Exercise: Each line of the material below should be reproduced exactly.

Records from a data collection
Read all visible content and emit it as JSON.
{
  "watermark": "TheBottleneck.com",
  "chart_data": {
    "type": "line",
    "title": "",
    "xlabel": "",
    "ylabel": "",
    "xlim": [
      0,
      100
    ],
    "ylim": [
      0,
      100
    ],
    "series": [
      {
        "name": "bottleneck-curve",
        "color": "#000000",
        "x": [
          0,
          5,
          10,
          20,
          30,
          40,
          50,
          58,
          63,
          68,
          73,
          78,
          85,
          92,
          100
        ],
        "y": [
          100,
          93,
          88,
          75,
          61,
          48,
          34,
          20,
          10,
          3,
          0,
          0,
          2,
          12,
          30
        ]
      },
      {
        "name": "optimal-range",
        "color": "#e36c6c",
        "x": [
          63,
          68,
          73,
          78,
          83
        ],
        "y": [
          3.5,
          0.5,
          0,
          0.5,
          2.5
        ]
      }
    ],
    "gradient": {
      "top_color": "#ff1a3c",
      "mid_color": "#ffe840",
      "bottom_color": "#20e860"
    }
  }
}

Solution to this exercise:
Read all visible content and emit it as JSON.
{
  "watermark": "TheBottleneck.com",
  "chart_data": {
    "type": "line",
    "title": "",
    "xlabel": "",
    "ylabel": "",
    "xlim": [
      0,
      100
    ],
    "ylim": [
      0,
      100
    ],
    "series": [
      {
        "name": "bottleneck-curve",
        "color": "#000000",
        "x": [
          0,
          5,
          10,
          20,
          30,
          40,
          50,
          58,
          63,
          68,
          73,
          78,
          85,
          92,
          100
        ],
        "y": [
          100,
          93,
          88,
          75,
          61,
          48,
          34,
          20,
          10,
          3,
          0,
          0,
          2,
          12,
          30
        ]
      },
      {
        "name": "optimal-range",
        "color": "#e36c6c",
        "x": [
          63,
          68,
          73,
          78,
          83
        ],
        "y": [
          3.5,
          0.5,
          0,
          0.5,
          2.5
        ]
      }
    ],
    "gradient": {
      "top_color": "#ff1a3c",
      "mid_color": "#ffe840",
      "bottom_color": "#20e860"
    }
  }
}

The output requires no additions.